Arroganti coi deboli e proni al potere: è l’essenza dei preti di Roma (non vi scandalizzate, non si giudica la loro natura di essere umano, ma il loro operato di ministri di una Chiesa che pratica l’uguaglianza sulla base di potere e conti in banca), Roma intesa come Vaticano, che non ci pensano due volte a portare in chiesa la bara di un mafioso, mica uno qualsiasi, ma uno che si chiamava Vittorio Casamonica, esponente di punta dell’omonimo clan romano.

 

Scrive Repubblica di una carrozza antica trainata da cavalli, di musica del “Padrino” ad accompagnare il feretro; di manifesti con la scritta “Re di Roma”  insieme a un fotomontaggio raffigurante il Colosseo accanto alla Basilica di San Pietro e l’immagine dell’uomo vestito di bianco con un crocifisso. Poi di un altro manifesto dove c’era scritto: “Hai conquistato Roma, ora conquisterai il paradiso”; di una bara trasportata da una Rolls-Royce.

DATI MOSTRATI:
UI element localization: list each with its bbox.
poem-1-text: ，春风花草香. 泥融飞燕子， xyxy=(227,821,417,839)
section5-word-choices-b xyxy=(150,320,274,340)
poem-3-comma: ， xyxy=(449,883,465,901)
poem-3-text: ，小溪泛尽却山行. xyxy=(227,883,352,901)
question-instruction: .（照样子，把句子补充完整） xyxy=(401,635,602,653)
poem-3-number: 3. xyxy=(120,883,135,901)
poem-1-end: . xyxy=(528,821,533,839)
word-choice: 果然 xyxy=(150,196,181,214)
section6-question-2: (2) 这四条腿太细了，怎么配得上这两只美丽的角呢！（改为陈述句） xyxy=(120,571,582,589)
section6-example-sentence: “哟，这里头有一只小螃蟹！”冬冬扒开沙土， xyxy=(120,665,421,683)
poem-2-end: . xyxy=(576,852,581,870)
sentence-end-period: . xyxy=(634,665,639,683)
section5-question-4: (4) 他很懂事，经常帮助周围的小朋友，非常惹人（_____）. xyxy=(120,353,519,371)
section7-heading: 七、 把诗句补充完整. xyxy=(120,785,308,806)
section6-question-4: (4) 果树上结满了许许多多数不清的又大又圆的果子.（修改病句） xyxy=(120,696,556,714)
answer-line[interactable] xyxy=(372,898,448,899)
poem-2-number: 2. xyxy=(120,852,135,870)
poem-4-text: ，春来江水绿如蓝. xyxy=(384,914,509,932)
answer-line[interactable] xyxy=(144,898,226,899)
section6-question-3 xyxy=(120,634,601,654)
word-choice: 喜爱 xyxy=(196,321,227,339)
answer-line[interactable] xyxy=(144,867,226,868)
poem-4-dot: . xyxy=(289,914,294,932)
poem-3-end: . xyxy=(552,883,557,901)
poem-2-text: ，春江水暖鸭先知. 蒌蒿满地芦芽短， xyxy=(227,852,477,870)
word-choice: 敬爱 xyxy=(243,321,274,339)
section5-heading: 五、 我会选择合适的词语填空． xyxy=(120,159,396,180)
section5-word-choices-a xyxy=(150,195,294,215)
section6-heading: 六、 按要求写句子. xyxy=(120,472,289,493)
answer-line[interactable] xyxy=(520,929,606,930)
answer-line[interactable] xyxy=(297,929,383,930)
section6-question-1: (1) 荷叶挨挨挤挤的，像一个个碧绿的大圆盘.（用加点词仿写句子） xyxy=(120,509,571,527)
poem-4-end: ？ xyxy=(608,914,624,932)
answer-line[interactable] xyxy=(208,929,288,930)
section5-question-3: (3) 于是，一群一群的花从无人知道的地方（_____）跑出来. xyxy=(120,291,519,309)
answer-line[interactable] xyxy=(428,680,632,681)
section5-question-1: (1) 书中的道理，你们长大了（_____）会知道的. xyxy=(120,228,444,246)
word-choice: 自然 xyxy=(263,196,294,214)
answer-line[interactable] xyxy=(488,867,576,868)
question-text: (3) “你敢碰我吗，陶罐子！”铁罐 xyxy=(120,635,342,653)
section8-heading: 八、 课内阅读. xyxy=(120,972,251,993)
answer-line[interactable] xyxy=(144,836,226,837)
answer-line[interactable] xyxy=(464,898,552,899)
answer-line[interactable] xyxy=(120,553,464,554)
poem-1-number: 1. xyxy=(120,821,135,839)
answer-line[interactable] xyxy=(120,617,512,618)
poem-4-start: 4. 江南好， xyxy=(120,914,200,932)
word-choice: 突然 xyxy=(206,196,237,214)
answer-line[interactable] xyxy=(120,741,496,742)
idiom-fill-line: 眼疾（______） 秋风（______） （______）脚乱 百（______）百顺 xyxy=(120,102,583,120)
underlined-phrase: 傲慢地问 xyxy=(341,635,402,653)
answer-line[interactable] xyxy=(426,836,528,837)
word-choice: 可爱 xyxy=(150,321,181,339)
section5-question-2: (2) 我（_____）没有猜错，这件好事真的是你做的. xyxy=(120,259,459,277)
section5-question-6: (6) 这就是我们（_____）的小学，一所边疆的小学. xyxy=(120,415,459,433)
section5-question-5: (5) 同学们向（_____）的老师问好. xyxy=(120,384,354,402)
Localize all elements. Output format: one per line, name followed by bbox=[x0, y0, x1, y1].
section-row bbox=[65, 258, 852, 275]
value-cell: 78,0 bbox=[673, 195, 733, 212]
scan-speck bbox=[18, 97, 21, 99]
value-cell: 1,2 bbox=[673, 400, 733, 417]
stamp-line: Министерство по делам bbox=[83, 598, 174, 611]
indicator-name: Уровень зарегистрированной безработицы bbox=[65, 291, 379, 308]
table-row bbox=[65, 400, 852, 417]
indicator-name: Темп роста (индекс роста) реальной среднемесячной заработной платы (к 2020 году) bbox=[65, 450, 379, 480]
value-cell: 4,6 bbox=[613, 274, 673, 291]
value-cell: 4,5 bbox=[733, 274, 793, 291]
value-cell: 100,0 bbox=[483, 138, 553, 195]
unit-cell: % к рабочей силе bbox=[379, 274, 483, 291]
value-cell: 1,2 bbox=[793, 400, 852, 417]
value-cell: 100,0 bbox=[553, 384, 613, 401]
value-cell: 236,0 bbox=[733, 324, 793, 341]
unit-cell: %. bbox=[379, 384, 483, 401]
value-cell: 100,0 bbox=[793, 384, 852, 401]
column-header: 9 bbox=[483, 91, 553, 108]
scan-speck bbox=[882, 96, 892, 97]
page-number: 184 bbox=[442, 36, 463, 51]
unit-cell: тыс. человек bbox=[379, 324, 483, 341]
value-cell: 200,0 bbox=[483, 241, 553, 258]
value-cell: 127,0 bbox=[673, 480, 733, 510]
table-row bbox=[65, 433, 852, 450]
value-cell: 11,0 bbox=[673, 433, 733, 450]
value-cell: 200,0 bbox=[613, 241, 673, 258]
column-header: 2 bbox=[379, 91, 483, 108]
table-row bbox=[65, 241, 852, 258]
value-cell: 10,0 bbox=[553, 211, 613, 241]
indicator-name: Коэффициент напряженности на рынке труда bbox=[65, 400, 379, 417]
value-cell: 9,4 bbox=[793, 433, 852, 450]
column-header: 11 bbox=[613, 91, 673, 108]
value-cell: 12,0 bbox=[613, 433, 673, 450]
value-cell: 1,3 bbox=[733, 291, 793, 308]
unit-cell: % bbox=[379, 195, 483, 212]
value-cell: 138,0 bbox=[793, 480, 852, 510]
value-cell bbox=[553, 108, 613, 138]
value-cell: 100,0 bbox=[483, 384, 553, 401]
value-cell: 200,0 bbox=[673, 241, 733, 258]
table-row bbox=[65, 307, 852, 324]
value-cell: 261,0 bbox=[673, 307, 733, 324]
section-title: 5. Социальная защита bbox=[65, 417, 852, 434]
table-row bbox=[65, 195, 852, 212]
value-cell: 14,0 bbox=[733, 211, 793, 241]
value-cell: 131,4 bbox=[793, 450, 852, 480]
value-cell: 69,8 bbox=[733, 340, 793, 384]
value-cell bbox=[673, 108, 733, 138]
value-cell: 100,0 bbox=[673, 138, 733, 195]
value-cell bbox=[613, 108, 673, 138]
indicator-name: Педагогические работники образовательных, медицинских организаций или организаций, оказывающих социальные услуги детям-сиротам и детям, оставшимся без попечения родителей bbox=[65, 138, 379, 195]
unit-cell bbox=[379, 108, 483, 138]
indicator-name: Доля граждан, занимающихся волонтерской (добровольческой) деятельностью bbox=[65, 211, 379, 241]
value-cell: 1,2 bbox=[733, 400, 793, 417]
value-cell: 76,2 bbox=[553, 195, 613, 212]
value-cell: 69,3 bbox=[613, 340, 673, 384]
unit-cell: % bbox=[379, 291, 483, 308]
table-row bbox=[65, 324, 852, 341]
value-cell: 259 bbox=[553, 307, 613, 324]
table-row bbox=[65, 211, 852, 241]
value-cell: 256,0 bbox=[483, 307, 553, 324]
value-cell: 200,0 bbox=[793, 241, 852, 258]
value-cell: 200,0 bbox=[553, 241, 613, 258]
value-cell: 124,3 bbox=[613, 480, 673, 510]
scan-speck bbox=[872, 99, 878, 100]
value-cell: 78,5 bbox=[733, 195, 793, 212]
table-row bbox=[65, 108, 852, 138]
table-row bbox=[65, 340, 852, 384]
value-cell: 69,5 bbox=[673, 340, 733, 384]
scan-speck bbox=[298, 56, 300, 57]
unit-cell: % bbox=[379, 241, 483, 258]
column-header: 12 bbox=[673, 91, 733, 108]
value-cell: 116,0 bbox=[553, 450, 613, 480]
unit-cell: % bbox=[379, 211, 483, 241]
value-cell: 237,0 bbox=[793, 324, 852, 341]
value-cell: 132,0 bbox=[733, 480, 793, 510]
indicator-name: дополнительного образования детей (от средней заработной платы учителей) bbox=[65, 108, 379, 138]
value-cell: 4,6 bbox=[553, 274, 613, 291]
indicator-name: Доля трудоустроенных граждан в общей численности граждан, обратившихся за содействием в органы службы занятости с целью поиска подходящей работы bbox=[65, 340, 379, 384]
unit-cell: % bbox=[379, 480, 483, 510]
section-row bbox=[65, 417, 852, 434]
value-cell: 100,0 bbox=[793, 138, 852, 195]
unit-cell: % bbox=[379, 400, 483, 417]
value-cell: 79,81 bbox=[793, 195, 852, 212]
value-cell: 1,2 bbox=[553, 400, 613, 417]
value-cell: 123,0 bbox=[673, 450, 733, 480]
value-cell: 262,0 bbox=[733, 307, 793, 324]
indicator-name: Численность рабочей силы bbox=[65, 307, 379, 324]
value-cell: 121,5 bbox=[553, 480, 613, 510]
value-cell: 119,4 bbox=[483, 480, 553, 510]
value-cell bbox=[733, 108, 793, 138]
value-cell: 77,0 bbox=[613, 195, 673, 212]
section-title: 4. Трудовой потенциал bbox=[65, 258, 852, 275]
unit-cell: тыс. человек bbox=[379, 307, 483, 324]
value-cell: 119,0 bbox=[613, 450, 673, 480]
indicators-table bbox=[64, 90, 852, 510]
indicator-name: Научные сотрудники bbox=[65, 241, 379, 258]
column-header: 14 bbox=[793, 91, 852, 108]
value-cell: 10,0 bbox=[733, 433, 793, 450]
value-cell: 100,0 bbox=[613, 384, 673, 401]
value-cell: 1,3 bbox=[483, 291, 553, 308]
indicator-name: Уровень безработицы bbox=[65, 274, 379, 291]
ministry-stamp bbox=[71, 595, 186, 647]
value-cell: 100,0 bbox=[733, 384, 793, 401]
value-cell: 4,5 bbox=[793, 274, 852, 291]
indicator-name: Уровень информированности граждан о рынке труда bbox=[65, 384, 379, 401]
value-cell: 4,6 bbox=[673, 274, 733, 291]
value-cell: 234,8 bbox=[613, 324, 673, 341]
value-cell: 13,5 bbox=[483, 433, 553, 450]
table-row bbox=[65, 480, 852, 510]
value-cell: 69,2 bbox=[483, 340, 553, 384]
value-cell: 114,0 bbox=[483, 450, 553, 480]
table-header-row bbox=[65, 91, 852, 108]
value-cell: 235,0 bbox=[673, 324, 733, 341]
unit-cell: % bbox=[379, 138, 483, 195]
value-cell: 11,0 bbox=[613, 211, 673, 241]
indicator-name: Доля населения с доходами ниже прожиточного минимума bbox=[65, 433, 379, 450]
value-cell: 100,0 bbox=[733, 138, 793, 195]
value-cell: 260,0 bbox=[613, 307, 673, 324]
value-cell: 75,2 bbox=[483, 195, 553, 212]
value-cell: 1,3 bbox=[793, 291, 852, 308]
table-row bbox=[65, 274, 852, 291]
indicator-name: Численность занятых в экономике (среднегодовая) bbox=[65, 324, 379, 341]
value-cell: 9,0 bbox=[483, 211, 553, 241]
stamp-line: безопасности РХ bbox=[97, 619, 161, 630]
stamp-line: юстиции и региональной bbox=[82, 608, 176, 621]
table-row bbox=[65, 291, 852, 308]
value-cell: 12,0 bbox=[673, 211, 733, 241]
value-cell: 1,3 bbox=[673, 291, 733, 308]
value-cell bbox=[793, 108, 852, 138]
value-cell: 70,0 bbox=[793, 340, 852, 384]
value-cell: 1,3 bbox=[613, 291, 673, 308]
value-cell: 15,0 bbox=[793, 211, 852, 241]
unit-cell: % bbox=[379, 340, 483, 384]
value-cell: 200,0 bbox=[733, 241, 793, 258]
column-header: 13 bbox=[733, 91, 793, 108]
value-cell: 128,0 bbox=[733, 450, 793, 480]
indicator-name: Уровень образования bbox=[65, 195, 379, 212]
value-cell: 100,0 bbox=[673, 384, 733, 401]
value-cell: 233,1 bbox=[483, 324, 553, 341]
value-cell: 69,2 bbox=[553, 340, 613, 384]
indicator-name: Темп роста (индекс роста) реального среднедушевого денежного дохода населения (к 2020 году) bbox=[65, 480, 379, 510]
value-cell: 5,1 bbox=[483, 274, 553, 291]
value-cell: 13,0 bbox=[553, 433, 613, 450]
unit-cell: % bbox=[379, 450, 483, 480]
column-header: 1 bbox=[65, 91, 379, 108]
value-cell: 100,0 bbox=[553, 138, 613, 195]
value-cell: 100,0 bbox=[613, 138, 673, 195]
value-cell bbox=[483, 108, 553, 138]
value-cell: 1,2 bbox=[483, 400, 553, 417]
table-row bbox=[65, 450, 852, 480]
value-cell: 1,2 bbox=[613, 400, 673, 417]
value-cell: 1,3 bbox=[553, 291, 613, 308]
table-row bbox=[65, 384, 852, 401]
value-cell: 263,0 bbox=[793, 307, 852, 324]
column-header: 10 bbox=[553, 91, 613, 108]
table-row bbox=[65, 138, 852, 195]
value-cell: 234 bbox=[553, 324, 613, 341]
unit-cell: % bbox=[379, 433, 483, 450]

COMPITI DA SVOLGERE:
a: Riassumi il brano in due frasi.
b: Rispondi in breve alle seguenti domande sul brano.
(i) Come si chiamava l'uomo la cui bara fu portata in chiesa?
(ii) Quale musica accompagnava il feretro?
(iii) Che cosa c'era scritto sull'altro manifesto menzionato?
c: Trascrivi senza alcuna modifica la parte del brano che si apre con le parole contenenti "Scrive Repubblica di" e si chiude con "da una Rolls-Royce.".
I record provengono da una fonte diversa.

RISULTATI IN ORDINE:
a: Il brano accusa i preti di Roma, intesa come Vaticano, di essere arroganti con i deboli e proni al potere, al punto da portare in chiesa la bara di Vittorio Casamonica, esponente di punta dell'omonimo clan romano. Riferisce poi, secondo quanto scrive Repubblica, i dettagli del funerale: una carrozza antica trainata da cavalli, la musica del "Padrino", manifesti con la scritta "Re di Roma" e una bara trasportata da una Rolls-Royce.

b:
(i) Vittorio Casamonica.
(ii) La musica del "Padrino".
(iii) "Hai conquistato Roma, ora conquisterai il paradiso".

c:
Scrive Repubblica di una carrozza antica trainata da cavalli, di musica del “Padrino” ad accompagnare il feretro; di manifesti con la scritta “Re di Roma”  insieme a un fotomontaggio raffigurante il Colosseo accanto alla Basilica di San Pietro e l’immagine dell’uomo vestito di bianco con un crocifisso. Poi di un altro manifesto dove c’era scritto: “Hai conquistato Roma, ora conquisterai il paradiso”; di una bara trasportata da una Rolls-Royce.